| Task prompt |
Copy each line in which the string "JSON" occurs.

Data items
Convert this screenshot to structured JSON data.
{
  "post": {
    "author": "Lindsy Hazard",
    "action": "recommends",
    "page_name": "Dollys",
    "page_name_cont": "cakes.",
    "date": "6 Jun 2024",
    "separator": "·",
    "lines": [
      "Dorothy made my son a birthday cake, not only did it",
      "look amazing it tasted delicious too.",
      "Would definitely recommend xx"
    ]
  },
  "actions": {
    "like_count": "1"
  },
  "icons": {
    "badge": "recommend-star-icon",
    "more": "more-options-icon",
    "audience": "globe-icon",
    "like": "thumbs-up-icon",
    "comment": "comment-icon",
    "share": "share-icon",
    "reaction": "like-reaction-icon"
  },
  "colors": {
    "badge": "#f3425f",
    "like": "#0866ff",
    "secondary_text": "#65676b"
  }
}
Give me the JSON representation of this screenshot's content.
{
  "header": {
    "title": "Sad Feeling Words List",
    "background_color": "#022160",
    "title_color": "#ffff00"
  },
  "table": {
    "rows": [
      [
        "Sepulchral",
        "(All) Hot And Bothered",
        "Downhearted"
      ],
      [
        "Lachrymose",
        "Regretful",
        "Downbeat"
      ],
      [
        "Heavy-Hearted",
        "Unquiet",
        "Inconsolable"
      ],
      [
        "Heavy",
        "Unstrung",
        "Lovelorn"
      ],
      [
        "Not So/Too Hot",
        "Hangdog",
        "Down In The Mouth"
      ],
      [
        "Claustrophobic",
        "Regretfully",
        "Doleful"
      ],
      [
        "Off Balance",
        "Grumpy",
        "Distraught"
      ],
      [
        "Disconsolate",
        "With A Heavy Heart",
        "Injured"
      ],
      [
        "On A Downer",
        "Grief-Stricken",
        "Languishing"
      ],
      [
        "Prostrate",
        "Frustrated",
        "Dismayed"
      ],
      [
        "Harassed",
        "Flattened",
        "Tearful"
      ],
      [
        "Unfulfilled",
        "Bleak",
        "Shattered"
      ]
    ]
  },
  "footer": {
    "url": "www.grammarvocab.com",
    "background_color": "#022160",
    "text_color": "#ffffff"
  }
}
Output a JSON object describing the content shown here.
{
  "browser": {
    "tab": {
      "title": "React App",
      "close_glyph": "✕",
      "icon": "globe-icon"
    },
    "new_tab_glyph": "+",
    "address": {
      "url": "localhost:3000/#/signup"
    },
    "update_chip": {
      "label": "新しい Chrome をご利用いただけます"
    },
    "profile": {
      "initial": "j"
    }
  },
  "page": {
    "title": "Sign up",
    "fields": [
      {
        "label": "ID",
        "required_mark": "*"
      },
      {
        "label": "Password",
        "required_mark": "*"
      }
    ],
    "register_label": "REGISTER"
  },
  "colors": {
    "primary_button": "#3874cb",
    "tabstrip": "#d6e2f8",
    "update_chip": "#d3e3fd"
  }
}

==

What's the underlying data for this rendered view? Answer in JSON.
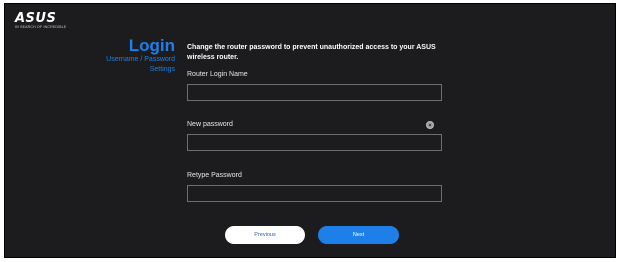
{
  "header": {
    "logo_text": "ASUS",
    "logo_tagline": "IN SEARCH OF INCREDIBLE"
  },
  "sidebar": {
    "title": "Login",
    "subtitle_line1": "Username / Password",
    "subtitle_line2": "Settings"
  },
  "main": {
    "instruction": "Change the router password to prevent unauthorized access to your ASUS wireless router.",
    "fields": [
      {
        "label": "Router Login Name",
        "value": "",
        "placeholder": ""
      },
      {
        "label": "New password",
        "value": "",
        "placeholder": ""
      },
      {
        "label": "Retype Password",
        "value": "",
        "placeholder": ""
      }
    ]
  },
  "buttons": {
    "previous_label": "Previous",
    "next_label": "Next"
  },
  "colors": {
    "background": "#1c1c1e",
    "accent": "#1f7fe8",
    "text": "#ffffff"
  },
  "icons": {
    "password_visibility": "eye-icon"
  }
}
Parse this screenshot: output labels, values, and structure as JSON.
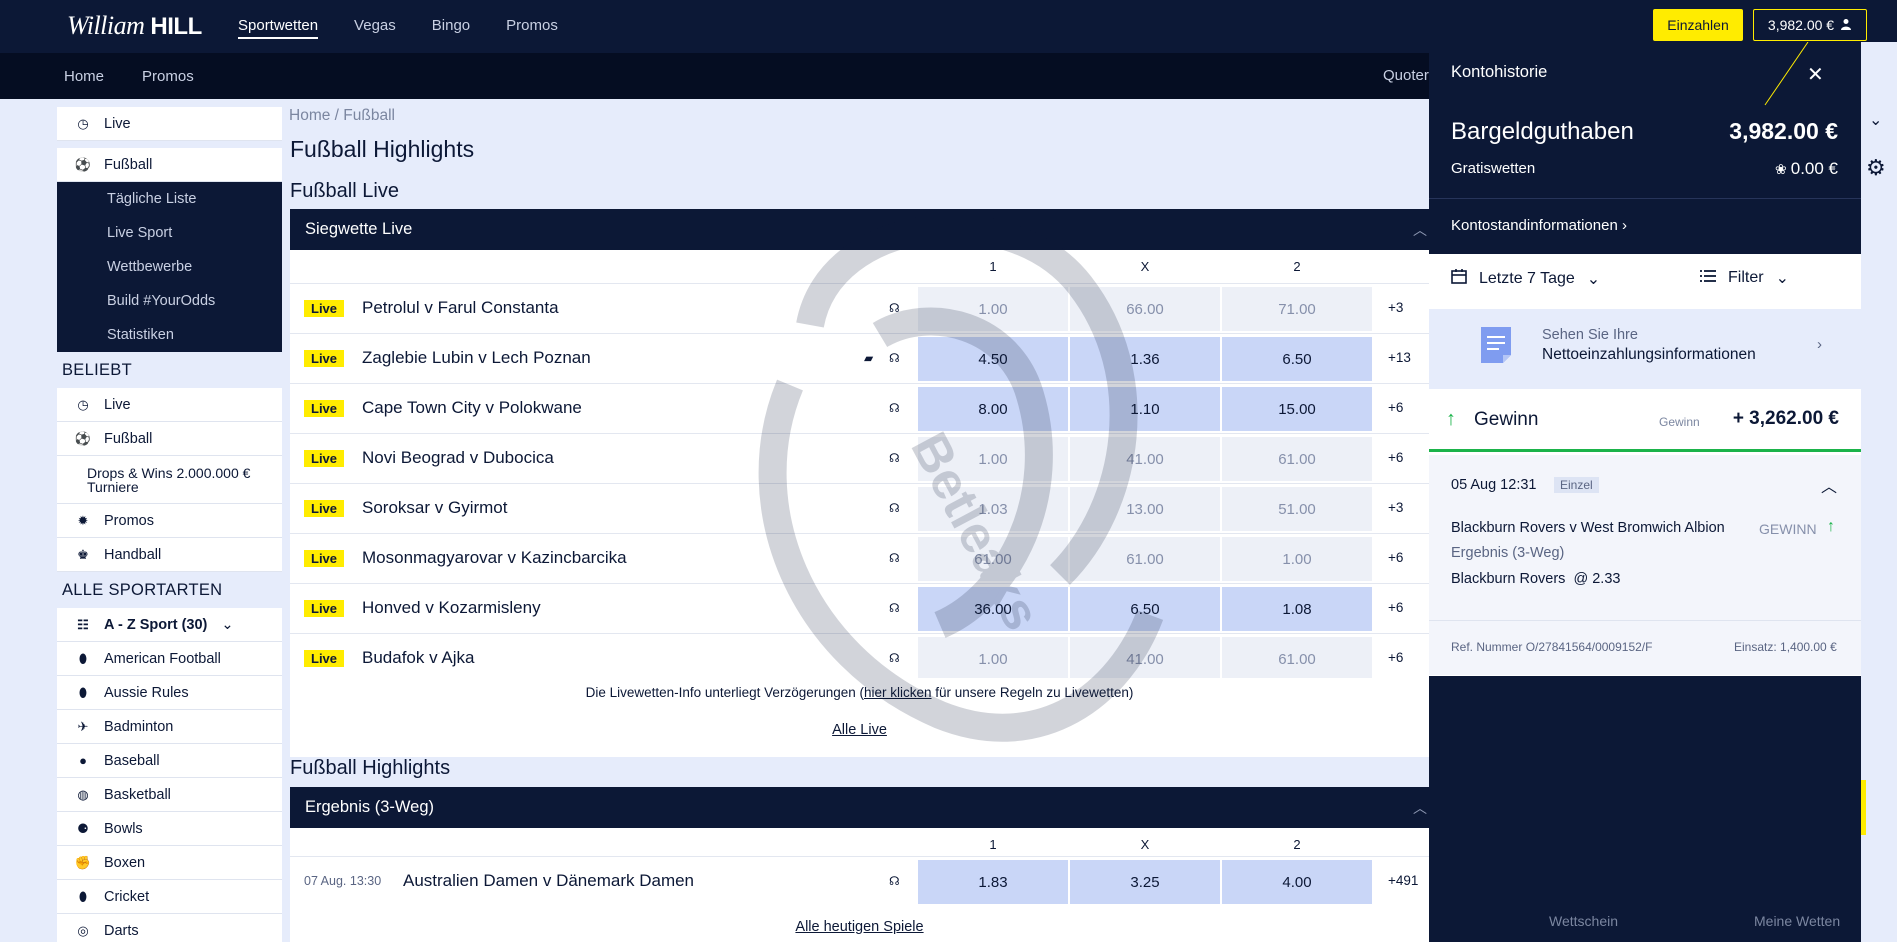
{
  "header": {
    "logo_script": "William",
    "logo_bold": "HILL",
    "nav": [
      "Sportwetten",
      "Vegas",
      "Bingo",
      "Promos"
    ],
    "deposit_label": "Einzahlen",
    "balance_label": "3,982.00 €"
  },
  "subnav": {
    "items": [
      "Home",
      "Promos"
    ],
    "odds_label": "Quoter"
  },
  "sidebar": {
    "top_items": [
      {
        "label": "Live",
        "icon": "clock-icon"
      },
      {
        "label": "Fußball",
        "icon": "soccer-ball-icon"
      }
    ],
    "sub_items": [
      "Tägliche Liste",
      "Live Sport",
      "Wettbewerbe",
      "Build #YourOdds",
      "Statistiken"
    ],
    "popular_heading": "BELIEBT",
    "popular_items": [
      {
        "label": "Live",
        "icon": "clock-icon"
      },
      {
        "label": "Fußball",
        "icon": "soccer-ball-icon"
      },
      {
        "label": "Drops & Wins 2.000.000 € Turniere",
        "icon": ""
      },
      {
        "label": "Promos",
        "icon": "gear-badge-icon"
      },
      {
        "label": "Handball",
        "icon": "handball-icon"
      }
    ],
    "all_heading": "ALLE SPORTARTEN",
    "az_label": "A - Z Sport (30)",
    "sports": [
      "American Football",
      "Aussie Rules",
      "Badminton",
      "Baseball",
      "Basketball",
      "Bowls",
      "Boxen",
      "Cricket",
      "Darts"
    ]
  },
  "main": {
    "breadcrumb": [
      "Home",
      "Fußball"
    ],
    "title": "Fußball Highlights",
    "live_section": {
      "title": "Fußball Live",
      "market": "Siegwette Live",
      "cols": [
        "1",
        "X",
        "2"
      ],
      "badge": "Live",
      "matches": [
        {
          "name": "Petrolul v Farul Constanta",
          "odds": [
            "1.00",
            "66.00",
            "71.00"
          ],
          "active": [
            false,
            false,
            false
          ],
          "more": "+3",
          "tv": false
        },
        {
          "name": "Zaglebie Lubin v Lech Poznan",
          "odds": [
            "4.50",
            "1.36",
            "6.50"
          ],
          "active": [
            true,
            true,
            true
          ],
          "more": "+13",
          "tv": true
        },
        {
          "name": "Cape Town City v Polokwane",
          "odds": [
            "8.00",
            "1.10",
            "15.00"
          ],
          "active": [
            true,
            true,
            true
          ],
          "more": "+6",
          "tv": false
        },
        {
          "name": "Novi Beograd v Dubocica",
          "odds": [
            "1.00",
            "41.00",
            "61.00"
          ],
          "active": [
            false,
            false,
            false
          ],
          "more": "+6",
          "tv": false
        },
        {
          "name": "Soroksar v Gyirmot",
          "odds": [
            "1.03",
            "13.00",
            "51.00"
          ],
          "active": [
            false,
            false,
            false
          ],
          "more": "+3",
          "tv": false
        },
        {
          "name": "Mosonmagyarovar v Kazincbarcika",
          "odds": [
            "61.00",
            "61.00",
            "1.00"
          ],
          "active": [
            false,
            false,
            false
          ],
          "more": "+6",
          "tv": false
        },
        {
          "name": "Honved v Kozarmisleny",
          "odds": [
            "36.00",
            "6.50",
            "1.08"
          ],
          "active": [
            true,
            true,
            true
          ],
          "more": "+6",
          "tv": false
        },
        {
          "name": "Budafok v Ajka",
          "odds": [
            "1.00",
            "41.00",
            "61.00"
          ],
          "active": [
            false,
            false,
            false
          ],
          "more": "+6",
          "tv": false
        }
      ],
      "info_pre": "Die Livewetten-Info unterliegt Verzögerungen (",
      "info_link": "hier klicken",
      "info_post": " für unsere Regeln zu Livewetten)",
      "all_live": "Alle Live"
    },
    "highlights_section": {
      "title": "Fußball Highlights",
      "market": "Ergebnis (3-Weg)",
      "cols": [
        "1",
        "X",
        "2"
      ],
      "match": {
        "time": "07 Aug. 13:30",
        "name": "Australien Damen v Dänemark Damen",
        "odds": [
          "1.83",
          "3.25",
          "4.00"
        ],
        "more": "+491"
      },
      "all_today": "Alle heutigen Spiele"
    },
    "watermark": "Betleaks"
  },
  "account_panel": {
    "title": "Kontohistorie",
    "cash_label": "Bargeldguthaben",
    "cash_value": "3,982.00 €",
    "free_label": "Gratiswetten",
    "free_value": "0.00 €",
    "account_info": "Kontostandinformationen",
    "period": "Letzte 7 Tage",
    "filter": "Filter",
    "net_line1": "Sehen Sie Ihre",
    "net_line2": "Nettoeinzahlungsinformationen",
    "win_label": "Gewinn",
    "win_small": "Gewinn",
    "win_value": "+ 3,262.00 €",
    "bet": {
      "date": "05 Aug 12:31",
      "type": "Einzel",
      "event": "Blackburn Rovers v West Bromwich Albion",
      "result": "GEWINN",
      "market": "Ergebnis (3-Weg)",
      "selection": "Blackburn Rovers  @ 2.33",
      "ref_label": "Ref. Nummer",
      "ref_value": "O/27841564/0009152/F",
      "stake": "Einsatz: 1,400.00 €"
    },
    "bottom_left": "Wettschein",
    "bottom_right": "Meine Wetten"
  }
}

| Answer to this exercise |
Convert this screenshot to structured JSON data.
Give me the JSON representation of this screenshot's content.
Output a JSON object describing the content shown here.
What's the underlying data for this rendered view? Answer in JSON.
Parse this screenshot: output labels, values, and structure as JSON.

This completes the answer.